* **COMPLETE THE FOLLOWING**:
- 1) From the process-plant text, repeat word for word the part that opens with the words containing "FIG. 2 illustrates" and closes with "and/or KPIs 212.".
- 2) In the process-plant text, what kind of module is module 106C?
- 3) Please turn the paragraph of the process-plant text that begins "FIG. 3 shows an excerpt 300" into a short bulleted list that keeps its main facts.

* **GIVEN TEXT**:
════════

FIG. 2 illustrates how the modules 106 may be arranged to form a pipeline 200 in the industrial process plant 100. In this non-limiting example, the module 106A is a stirring module, the module 106B is a reactor module, the module 106C is a cooling module, and the module 106D is a separator module. The pipeline 200 is configured to transform one or more educts 202 (as input) into one or more products 204 (as output). The educts 202 are provided to an input 206 of the stirring module 106A, whose output 208 is connected to the input of the reactor module 106B, and so on, until the products 204 are available at the output of the separator module 106D. Each module 106 is associated with instance data relating to one or more parameters 210 and/or KPIs 212.

FIG. 3 shows an excerpt 300 from an ontology and its related knowledge graph (with concepts, instances, relations between concepts and between instances, annotations, and instance data and values) representing the pipeline 200. Each node in the excerpt 300 is a concept or instance of a concept representing some aspect of the pipeline 200 including its relationship with the plant 100. For example, concepts are provided for each of the modules 106 along with their functionality, parameters, and KPIs. Links between nodes represent ontological relationships between concepts and between concepts and instances. The excerpt 300 may be used by various software tools which support the process engineer, automation engineer and/or control engineer in performing their tasks, thereby facilitating interoperability between the tools as part of an application portfolio. The excerpt 300 provides a knowledge model which can be used by the tools, but which is decoupled from the applications themselves. The excerpt 300 may be used to capture, represent, and link process and engineering knowledge, to provide data discovery and usage while overcoming information silos, and to answer complex questions. Creating and maintaining such ontologies has traditionally involved significant human effort.

════════

Layout annotation rows:
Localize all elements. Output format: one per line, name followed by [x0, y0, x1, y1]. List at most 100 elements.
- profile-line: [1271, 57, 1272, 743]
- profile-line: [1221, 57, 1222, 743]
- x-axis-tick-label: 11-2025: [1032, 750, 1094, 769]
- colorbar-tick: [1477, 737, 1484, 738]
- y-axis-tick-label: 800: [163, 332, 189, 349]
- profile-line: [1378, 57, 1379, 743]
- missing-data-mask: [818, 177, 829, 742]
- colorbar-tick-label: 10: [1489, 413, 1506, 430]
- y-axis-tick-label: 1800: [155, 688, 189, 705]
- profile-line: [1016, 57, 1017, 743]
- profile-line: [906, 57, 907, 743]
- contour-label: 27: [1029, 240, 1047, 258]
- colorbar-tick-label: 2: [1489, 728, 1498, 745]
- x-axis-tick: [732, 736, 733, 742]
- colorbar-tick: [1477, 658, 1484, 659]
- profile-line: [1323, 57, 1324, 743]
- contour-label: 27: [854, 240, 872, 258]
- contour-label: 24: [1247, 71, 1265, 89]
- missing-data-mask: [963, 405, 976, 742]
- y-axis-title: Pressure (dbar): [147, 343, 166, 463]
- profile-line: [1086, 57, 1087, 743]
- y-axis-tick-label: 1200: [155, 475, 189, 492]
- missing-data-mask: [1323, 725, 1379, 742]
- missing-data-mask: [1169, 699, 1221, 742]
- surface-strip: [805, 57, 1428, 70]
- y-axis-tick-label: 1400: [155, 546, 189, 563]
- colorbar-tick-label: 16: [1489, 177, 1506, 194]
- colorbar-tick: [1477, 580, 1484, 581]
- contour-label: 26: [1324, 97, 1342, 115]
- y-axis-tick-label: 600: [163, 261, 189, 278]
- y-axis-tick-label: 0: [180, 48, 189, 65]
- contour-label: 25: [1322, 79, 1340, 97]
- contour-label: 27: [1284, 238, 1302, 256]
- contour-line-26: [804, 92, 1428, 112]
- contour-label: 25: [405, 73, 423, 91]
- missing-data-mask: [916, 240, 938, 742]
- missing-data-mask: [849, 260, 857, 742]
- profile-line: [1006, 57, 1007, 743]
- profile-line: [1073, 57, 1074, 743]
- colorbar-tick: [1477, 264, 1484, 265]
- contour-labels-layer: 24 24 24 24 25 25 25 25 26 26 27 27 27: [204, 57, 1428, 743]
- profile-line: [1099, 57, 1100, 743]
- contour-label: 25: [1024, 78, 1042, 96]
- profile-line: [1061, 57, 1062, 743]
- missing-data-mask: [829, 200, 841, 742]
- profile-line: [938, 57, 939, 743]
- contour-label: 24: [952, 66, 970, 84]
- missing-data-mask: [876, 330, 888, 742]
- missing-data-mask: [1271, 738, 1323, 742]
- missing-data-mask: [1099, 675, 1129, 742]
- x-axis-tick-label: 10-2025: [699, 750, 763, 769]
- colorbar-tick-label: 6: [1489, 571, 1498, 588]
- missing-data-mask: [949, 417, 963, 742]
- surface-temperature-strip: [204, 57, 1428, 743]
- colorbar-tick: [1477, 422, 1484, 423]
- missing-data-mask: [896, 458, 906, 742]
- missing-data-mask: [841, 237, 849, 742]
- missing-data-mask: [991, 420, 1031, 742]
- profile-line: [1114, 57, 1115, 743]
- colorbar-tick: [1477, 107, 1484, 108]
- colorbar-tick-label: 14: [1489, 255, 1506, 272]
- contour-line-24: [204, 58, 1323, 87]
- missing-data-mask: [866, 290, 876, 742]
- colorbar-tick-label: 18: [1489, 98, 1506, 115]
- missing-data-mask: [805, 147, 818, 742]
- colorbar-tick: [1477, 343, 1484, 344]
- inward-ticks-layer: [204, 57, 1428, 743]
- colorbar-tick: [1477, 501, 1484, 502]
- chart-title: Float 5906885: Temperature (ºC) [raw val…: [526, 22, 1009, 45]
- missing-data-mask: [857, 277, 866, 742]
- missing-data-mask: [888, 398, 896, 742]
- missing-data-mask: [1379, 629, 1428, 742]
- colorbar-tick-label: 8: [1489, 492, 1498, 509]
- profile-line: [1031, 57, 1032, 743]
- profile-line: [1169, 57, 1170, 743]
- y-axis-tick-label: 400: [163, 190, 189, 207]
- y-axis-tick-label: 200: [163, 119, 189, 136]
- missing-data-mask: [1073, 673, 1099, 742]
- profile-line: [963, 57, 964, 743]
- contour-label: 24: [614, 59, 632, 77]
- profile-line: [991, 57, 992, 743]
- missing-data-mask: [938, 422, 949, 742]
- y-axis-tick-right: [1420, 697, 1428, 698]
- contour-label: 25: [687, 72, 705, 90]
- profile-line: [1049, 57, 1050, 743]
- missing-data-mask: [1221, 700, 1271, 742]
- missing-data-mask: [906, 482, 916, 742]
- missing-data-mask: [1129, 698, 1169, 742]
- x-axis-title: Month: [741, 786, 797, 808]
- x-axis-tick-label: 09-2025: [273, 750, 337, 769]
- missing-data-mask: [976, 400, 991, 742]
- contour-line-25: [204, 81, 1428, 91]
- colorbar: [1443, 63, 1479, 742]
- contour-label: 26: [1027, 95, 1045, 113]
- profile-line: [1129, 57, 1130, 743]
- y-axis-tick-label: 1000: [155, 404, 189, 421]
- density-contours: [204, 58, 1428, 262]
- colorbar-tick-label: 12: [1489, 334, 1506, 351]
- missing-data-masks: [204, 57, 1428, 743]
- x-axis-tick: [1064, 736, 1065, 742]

════════

* **TASK ANSWERS**:
- 1)
FIG. 2 illustrates how the modules 106 may be arranged to form a pipeline 200 in the industrial process plant 100. In this non-limiting example, the module 106A is a stirring module, the module 106B is a reactor module, the module 106C is a cooling module, and the module 106D is a separator module. The pipeline 200 is configured to transform one or more educts 202 (as input) into one or more products 204 (as output). The educts 202 are provided to an input 206 of the stirring module 106A, whose output 208 is connected to the input of the reactor module 106B, and so on, until the products 204 are available at the output of the separator module 106D. Each module 106 is associated with instance data relating to one or more parameters 210 and/or KPIs 212.

- 2) A cooling module.

- 3)
- FIG. 3 shows excerpt 300 from an ontology and its related knowledge graph representing pipeline 200.
- Each node is a concept or an instance of a concept covering some aspect of the pipeline, including its relationship with plant 100. Examples are the modules with their functionality, parameters and KPIs.
- Links between nodes are ontological relationships between concepts, and between concepts and instances.
- Software tools supporting process, automation and control engineers can use the excerpt, which makes the tools interoperable within an application portfolio.
- It provides a knowledge model that is decoupled from the applications themselves.
- It can capture, represent and link process and engineering knowledge, provide data discovery and usage while overcoming information silos, and answer complex questions.
- Creating and maintaining such ontologies has traditionally taken significant human effort.